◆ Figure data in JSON
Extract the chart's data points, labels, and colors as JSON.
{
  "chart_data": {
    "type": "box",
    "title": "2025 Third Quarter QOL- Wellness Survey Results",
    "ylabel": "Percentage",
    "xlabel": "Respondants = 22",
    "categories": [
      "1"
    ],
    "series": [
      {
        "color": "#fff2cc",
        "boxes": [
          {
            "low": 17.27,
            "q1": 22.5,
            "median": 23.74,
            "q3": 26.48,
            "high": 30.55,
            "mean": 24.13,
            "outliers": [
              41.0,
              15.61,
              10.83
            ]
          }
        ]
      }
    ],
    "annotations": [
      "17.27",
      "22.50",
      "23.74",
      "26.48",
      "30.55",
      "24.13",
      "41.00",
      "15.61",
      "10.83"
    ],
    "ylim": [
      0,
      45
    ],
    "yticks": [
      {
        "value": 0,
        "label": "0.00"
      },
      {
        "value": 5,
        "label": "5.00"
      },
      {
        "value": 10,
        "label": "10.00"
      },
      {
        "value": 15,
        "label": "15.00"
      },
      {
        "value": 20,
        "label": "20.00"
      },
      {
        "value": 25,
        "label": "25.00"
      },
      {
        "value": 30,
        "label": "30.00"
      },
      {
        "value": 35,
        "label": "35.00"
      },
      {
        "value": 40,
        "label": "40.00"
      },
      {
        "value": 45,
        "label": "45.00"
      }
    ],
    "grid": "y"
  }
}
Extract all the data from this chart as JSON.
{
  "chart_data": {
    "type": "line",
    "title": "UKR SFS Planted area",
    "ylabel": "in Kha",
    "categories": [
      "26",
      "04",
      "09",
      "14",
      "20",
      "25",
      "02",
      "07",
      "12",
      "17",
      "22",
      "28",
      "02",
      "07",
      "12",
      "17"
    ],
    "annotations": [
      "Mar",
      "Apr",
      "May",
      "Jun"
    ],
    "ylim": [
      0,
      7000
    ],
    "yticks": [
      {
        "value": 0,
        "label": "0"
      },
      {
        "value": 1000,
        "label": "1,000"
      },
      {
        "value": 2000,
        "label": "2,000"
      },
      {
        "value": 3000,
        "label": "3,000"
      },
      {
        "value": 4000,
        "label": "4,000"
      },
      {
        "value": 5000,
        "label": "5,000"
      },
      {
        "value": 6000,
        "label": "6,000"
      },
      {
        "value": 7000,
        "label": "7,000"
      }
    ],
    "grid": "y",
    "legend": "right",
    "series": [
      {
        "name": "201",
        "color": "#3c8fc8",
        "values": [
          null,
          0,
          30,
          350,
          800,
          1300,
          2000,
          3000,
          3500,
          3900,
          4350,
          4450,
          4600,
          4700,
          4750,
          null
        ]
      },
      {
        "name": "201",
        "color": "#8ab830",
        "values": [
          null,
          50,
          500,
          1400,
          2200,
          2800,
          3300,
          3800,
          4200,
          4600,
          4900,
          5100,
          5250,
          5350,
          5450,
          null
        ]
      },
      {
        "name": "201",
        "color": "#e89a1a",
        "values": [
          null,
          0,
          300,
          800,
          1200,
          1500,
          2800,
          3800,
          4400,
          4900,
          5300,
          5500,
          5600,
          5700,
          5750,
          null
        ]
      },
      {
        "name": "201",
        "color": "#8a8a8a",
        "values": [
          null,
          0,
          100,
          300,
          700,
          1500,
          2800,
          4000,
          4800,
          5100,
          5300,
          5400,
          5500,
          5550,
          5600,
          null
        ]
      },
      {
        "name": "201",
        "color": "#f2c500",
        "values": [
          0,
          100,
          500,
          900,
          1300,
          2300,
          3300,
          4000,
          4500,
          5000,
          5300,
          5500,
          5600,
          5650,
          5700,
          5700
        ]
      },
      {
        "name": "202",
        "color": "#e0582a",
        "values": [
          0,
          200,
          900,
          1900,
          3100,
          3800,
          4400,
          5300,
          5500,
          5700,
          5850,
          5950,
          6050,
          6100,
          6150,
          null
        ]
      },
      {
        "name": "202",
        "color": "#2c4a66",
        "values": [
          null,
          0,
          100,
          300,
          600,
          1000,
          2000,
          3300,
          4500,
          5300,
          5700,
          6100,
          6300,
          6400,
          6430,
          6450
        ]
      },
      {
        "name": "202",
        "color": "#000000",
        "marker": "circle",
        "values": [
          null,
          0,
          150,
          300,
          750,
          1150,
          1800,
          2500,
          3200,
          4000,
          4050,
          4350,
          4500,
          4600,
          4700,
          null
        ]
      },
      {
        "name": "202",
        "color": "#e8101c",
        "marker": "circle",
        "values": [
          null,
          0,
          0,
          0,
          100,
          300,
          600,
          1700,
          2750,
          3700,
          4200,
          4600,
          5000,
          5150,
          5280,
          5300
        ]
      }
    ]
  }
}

◆ What you are asked to do
Go through the material above line by line and copy it exactly.

◆ Result of this task
Extract the chart's data points, labels, and colors as JSON.
{
  "chart_data": {
    "type": "box",
    "title": "2025 Third Quarter QOL- Wellness Survey Results",
    "ylabel": "Percentage",
    "xlabel": "Respondants = 22",
    "categories": [
      "1"
    ],
    "series": [
      {
        "color": "#fff2cc",
        "boxes": [
          {
            "low": 17.27,
            "q1": 22.5,
            "median": 23.74,
            "q3": 26.48,
            "high": 30.55,
            "mean": 24.13,
            "outliers": [
              41.0,
              15.61,
              10.83
            ]
          }
        ]
      }
    ],
    "annotations": [
      "17.27",
      "22.50",
      "23.74",
      "26.48",
      "30.55",
      "24.13",
      "41.00",
      "15.61",
      "10.83"
    ],
    "ylim": [
      0,
      45
    ],
    "yticks": [
      {
        "value": 0,
        "label": "0.00"
      },
      {
        "value": 5,
        "label": "5.00"
      },
      {
        "value": 10,
        "label": "10.00"
      },
      {
        "value": 15,
        "label": "15.00"
      },
      {
        "value": 20,
        "label": "20.00"
      },
      {
        "value": 25,
        "label": "25.00"
      },
      {
        "value": 30,
        "label": "30.00"
      },
      {
        "value": 35,
        "label": "35.00"
      },
      {
        "value": 40,
        "label": "40.00"
      },
      {
        "value": 45,
        "label": "45.00"
      }
    ],
    "grid": "y"
  }
}
Extract all the data from this chart as JSON.
{
  "chart_data": {
    "type": "line",
    "title": "UKR SFS Planted area",
    "ylabel": "in Kha",
    "categories": [
      "26",
      "04",
      "09",
      "14",
      "20",
      "25",
      "02",
      "07",
      "12",
      "17",
      "22",
      "28",
      "02",
      "07",
      "12",
      "17"
    ],
    "annotations": [
      "Mar",
      "Apr",
      "May",
      "Jun"
    ],
    "ylim": [
      0,
      7000
    ],
    "yticks": [
      {
        "value": 0,
        "label": "0"
      },
      {
        "value": 1000,
        "label": "1,000"
      },
      {
        "value": 2000,
        "label": "2,000"
      },
      {
        "value": 3000,
        "label": "3,000"
      },
      {
        "value": 4000,
        "label": "4,000"
      },
      {
        "value": 5000,
        "label": "5,000"
      },
      {
        "value": 6000,
        "label": "6,000"
      },
      {
        "value": 7000,
        "label": "7,000"
      }
    ],
    "grid": "y",
    "legend": "right",
    "series": [
      {
        "name": "201",
        "color": "#3c8fc8",
        "values": [
          null,
          0,
          30,
          350,
          800,
          1300,
          2000,
          3000,
          3500,
          3900,
          4350,
          4450,
          4600,
          4700,
          4750,
          null
        ]
      },
      {
        "name": "201",
        "color": "#8ab830",
        "values": [
          null,
          50,
          500,
          1400,
          2200,
          2800,
          3300,
          3800,
          4200,
          4600,
          4900,
          5100,
          5250,
          5350,
          5450,
          null
        ]
      },
      {
        "name": "201",
        "color": "#e89a1a",
        "values": [
          null,
          0,
          300,
          800,
          1200,
          1500,
          2800,
          3800,
          4400,
          4900,
          5300,
          5500,
          5600,
          5700,
          5750,
          null
        ]
      },
      {
        "name": "201",
        "color": "#8a8a8a",
        "values": [
          null,
          0,
          100,
          300,
          700,
          1500,
          2800,
          4000,
          4800,
          5100,
          5300,
          5400,
          5500,
          5550,
          5600,
          null
        ]
      },
      {
        "name": "201",
        "color": "#f2c500",
        "values": [
          0,
          100,
          500,
          900,
          1300,
          2300,
          3300,
          4000,
          4500,
          5000,
          5300,
          5500,
          5600,
          5650,
          5700,
          5700
        ]
      },
      {
        "name": "202",
        "color": "#e0582a",
        "values": [
          0,
          200,
          900,
          1900,
          3100,
          3800,
          4400,
          5300,
          5500,
          5700,
          5850,
          5950,
          6050,
          6100,
          6150,
          null
        ]
      },
      {
        "name": "202",
        "color": "#2c4a66",
        "values": [
          null,
          0,
          100,
          300,
          600,
          1000,
          2000,
          3300,
          4500,
          5300,
          5700,
          6100,
          6300,
          6400,
          6430,
          6450
        ]
      },
      {
        "name": "202",
        "color": "#000000",
        "marker": "circle",
        "values": [
          null,
          0,
          150,
          300,
          750,
          1150,
          1800,
          2500,
          3200,
          4000,
          4050,
          4350,
          4500,
          4600,
          4700,
          null
        ]
      },
      {
        "name": "202",
        "color": "#e8101c",
        "marker": "circle",
        "values": [
          null,
          0,
          0,
          0,
          100,
          300,
          600,
          1700,
          2750,
          3700,
          4200,
          4600,
          5000,
          5150,
          5280,
          5300
        ]
      }
    ]
  }
}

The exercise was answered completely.